## start RECORDS
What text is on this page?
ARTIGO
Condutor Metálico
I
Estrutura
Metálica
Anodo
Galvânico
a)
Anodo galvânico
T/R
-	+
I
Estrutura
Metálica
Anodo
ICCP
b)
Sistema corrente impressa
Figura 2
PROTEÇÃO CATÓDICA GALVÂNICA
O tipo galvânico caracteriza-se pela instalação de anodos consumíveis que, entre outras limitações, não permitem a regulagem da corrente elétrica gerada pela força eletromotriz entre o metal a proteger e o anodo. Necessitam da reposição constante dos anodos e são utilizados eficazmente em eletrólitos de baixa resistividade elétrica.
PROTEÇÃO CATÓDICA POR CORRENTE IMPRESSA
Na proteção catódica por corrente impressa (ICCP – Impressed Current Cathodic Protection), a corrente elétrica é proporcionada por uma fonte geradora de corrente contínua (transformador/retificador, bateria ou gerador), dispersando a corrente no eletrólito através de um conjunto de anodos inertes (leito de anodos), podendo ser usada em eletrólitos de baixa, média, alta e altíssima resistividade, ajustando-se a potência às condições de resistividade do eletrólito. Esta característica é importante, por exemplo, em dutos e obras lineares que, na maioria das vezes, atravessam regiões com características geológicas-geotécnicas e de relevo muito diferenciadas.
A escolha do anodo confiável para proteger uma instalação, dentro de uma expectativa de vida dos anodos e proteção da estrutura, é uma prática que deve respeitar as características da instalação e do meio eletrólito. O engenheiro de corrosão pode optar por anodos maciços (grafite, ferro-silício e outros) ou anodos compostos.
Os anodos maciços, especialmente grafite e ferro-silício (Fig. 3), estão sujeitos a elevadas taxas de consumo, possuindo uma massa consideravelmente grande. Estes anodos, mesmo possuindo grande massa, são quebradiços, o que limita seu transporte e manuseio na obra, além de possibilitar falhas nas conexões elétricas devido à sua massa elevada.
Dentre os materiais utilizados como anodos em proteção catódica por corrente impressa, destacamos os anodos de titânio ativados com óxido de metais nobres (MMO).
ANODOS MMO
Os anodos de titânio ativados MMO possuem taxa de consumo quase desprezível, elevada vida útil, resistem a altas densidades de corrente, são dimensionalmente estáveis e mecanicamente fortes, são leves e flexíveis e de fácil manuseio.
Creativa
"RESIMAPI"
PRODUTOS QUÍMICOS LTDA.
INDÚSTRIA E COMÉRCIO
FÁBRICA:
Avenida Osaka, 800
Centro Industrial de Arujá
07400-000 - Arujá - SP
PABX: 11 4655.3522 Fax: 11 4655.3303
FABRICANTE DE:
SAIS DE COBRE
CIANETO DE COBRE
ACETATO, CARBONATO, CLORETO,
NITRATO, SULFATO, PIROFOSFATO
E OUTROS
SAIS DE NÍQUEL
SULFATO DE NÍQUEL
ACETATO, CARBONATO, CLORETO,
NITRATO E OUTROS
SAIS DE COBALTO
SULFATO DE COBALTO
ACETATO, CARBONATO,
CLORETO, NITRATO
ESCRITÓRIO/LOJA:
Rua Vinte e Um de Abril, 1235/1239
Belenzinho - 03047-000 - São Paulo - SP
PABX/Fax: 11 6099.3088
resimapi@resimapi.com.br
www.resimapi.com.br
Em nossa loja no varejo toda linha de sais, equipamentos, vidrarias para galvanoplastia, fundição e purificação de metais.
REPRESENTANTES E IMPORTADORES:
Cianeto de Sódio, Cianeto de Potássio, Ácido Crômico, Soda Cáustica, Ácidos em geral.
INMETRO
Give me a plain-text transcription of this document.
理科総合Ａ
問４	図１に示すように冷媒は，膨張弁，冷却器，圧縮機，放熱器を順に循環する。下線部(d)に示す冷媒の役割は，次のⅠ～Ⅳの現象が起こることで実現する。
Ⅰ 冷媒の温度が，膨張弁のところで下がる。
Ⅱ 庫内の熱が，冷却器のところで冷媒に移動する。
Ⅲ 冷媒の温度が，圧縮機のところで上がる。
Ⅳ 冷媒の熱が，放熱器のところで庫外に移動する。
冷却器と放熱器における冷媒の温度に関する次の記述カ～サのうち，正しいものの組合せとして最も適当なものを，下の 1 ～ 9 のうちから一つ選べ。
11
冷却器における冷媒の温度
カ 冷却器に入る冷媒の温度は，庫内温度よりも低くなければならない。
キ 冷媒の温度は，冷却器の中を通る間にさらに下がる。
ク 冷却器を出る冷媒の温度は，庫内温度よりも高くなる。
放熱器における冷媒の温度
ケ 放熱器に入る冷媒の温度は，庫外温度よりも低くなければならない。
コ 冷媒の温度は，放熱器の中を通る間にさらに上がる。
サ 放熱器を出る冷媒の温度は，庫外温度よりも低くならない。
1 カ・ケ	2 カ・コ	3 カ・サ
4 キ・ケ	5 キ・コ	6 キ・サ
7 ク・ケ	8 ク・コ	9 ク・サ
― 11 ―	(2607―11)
## end RECORDS
EXERCISE DESCRIPTION. Write the data back out verbatim.

RESPONSE TO THE TASK.
What text is on this page?
ARTIGO
Condutor Metálico
I
Estrutura
Metálica
Anodo
Galvânico
a)
Anodo galvânico
T/R
-	+
I
Estrutura
Metálica
Anodo
ICCP
b)
Sistema corrente impressa
Figura 2
PROTEÇÃO CATÓDICA GALVÂNICA
O tipo galvânico caracteriza-se pela instalação de anodos consumíveis que, entre outras limitações, não permitem a regulagem da corrente elétrica gerada pela força eletromotriz entre o metal a proteger e o anodo. Necessitam da reposição constante dos anodos e são utilizados eficazmente em eletrólitos de baixa resistividade elétrica.
PROTEÇÃO CATÓDICA POR CORRENTE IMPRESSA
Na proteção catódica por corrente impressa (ICCP – Impressed Current Cathodic Protection), a corrente elétrica é proporcionada por uma fonte geradora de corrente contínua (transformador/retificador, bateria ou gerador), dispersando a corrente no eletrólito através de um conjunto de anodos inertes (leito de anodos), podendo ser usada em eletrólitos de baixa, média, alta e altíssima resistividade, ajustando-se a potência às condições de resistividade do eletrólito. Esta característica é importante, por exemplo, em dutos e obras lineares que, na maioria das vezes, atravessam regiões com características geológicas-geotécnicas e de relevo muito diferenciadas.
A escolha do anodo confiável para proteger uma instalação, dentro de uma expectativa de vida dos anodos e proteção da estrutura, é uma prática que deve respeitar as características da instalação e do meio eletrólito. O engenheiro de corrosão pode optar por anodos maciços (grafite, ferro-silício e outros) ou anodos compostos.
Os anodos maciços, especialmente grafite e ferro-silício (Fig. 3), estão sujeitos a elevadas taxas de consumo, possuindo uma massa consideravelmente grande. Estes anodos, mesmo possuindo grande massa, são quebradiços, o que limita seu transporte e manuseio na obra, além de possibilitar falhas nas conexões elétricas devido à sua massa elevada.
Dentre os materiais utilizados como anodos em proteção catódica por corrente impressa, destacamos os anodos de titânio ativados com óxido de metais nobres (MMO).
ANODOS MMO
Os anodos de titânio ativados MMO possuem taxa de consumo quase desprezível, elevada vida útil, resistem a altas densidades de corrente, são dimensionalmente estáveis e mecanicamente fortes, são leves e flexíveis e de fácil manuseio.
Creativa
"RESIMAPI"
PRODUTOS QUÍMICOS LTDA.
INDÚSTRIA E COMÉRCIO
FÁBRICA:
Avenida Osaka, 800
Centro Industrial de Arujá
07400-000 - Arujá - SP
PABX: 11 4655.3522 Fax: 11 4655.3303
FABRICANTE DE:
SAIS DE COBRE
CIANETO DE COBRE
ACETATO, CARBONATO, CLORETO,
NITRATO, SULFATO, PIROFOSFATO
E OUTROS
SAIS DE NÍQUEL
SULFATO DE NÍQUEL
ACETATO, CARBONATO, CLORETO,
NITRATO E OUTROS
SAIS DE COBALTO
SULFATO DE COBALTO
ACETATO, CARBONATO,
CLORETO, NITRATO
ESCRITÓRIO/LOJA:
Rua Vinte e Um de Abril, 1235/1239
Belenzinho - 03047-000 - São Paulo - SP
PABX/Fax: 11 6099.3088
resimapi@resimapi.com.br
www.resimapi.com.br
Em nossa loja no varejo toda linha de sais, equipamentos, vidrarias para galvanoplastia, fundição e purificação de metais.
REPRESENTANTES E IMPORTADORES:
Cianeto de Sódio, Cianeto de Potássio, Ácido Crômico, Soda Cáustica, Ácidos em geral.
INMETRO
Give me a plain-text transcription of this document.
理科総合Ａ
問４	図１に示すように冷媒は，膨張弁，冷却器，圧縮機，放熱器を順に循環する。下線部(d)に示す冷媒の役割は，次のⅠ～Ⅳの現象が起こることで実現する。
Ⅰ 冷媒の温度が，膨張弁のところで下がる。
Ⅱ 庫内の熱が，冷却器のところで冷媒に移動する。
Ⅲ 冷媒の温度が，圧縮機のところで上がる。
Ⅳ 冷媒の熱が，放熱器のところで庫外に移動する。
冷却器と放熱器における冷媒の温度に関する次の記述カ～サのうち，正しいものの組合せとして最も適当なものを，下の 1 ～ 9 のうちから一つ選べ。
11
冷却器における冷媒の温度
カ 冷却器に入る冷媒の温度は，庫内温度よりも低くなければならない。
キ 冷媒の温度は，冷却器の中を通る間にさらに下がる。
ク 冷却器を出る冷媒の温度は，庫内温度よりも高くなる。
放熱器における冷媒の温度
ケ 放熱器に入る冷媒の温度は，庫外温度よりも低くなければならない。
コ 冷媒の温度は，放熱器の中を通る間にさらに上がる。
サ 放熱器を出る冷媒の温度は，庫外温度よりも低くならない。
1 カ・ケ	2 カ・コ	3 カ・サ
4 キ・ケ	5 キ・コ	6 キ・サ
7 ク・ケ	8 ク・コ	9 ク・サ
― 11 ―	(2607―11)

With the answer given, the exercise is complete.